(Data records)
#####

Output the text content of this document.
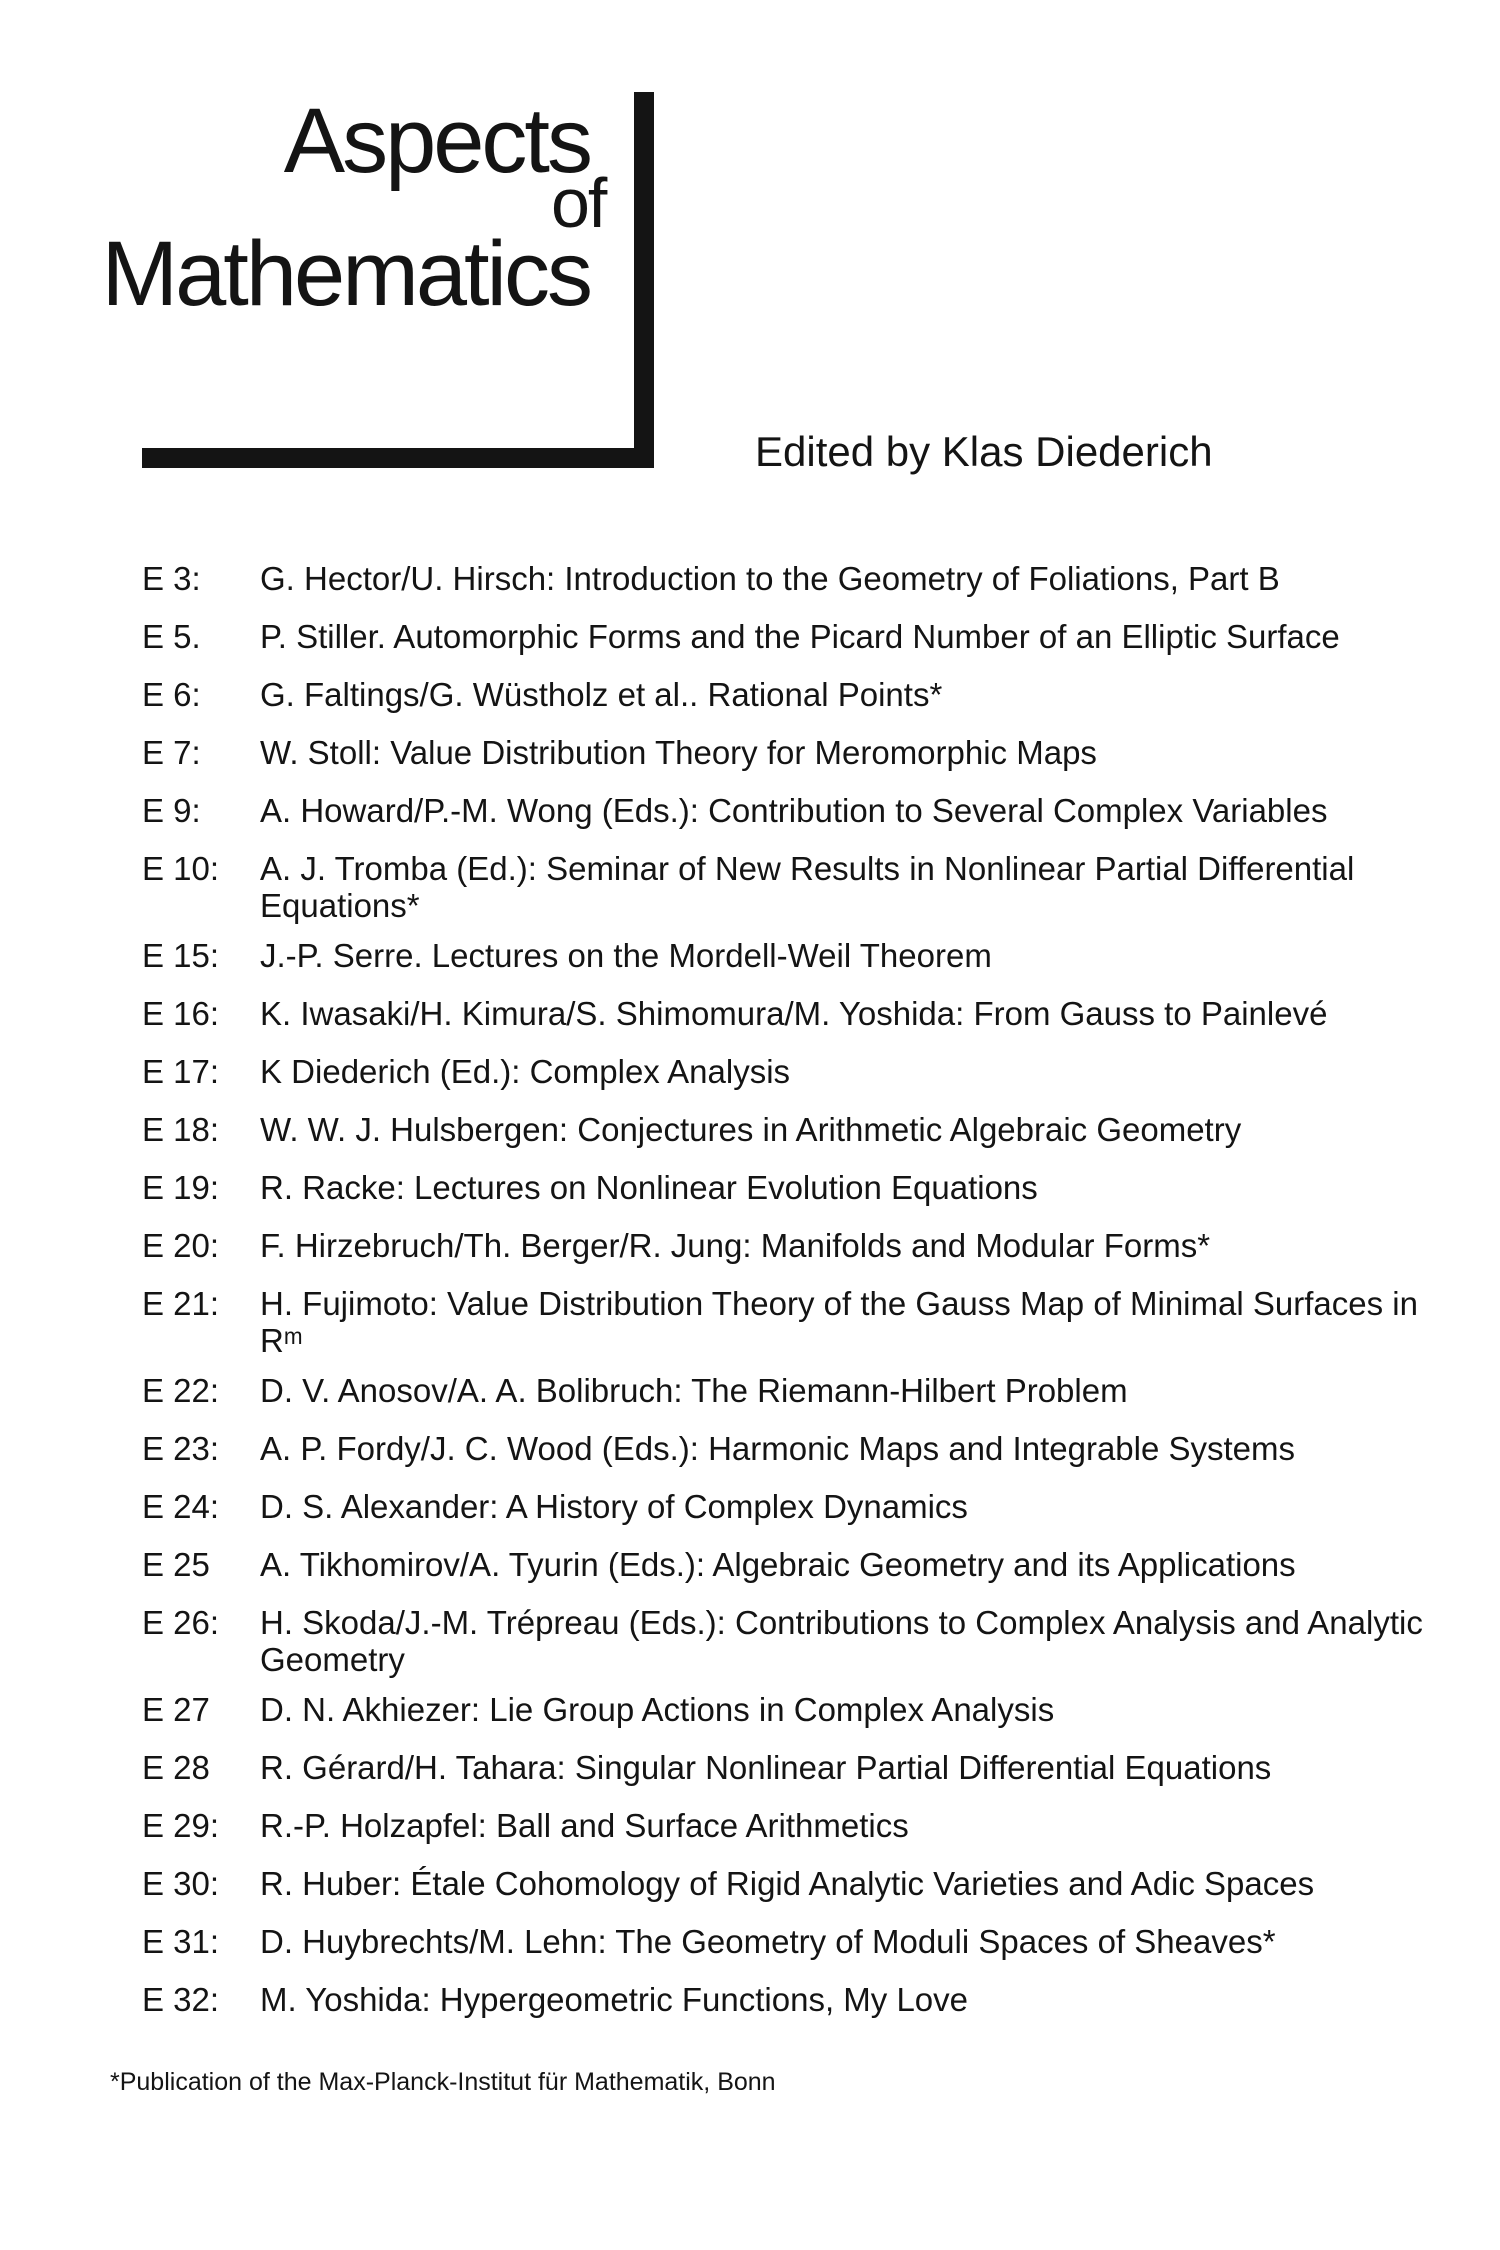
Aspects
of
Mathematics
Edited by Klas Diederich
E 3:	G. Hector/U. Hirsch: Introduction to the Geometry of Foliations, Part B
E 5.	P. Stiller. Automorphic Forms and the Picard Number of an Elliptic Surface
E 6:	G. Faltings/G. Wüstholz et al.. Rational Points*
E 7:	W. Stoll: Value Distribution Theory for Meromorphic Maps
E 9:	A. Howard/P.-M. Wong (Eds.): Contribution to Several Complex Variables
E 10:	A. J. Tromba (Ed.): Seminar of New Results in Nonlinear Partial Differential Equations*
E 15:	J.-P. Serre. Lectures on the Mordell-Weil Theorem
E 16:	K. Iwasaki/H. Kimura/S. Shimomura/M. Yoshida: From Gauss to Painlevé
E 17:	K Diederich (Ed.): Complex Analysis
E 18:	W. W. J. Hulsbergen: Conjectures in Arithmetic Algebraic Geometry
E 19:	R. Racke: Lectures on Nonlinear Evolution Equations
E 20:	F. Hirzebruch/Th. Berger/R. Jung: Manifolds and Modular Forms*
E 21:	H. Fujimoto: Value Distribution Theory of the Gauss Map of Minimal Surfaces in Rᵐ
E 22:	D. V. Anosov/A. A. Bolibruch: The Riemann-Hilbert Problem
E 23:	A. P. Fordy/J. C. Wood (Eds.): Harmonic Maps and Integrable Systems
E 24:	D. S. Alexander: A History of Complex Dynamics
E 25	A. Tikhomirov/A. Tyurin (Eds.): Algebraic Geometry and its Applications
E 26:	H. Skoda/J.-M. Trépreau (Eds.): Contributions to Complex Analysis and Analytic Geometry
E 27	D. N. Akhiezer: Lie Group Actions in Complex Analysis
E 28	R. Gérard/H. Tahara: Singular Nonlinear Partial Differential Equations
E 29:	R.-P. Holzapfel: Ball and Surface Arithmetics
E 30:	R. Huber: Étale Cohomology of Rigid Analytic Varieties and Adic Spaces
E 31:	D. Huybrechts/M. Lehn: The Geometry of Moduli Spaces of Sheaves*
E 32:	M. Yoshida: Hypergeometric Functions, My Love
*Publication of the Max-Planck-Institut für Mathematik, Bonn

#####

__WHAT YOU HAVE TO DO__:
Where a line holds "Maps", copy it out.

__ANSWER IN FULL__:
E 7:	W. Stoll: Value Distribution Theory for Meromorphic Maps
E 23:	A. P. Fordy/J. C. Wood (Eds.): Harmonic Maps and Integrable Systems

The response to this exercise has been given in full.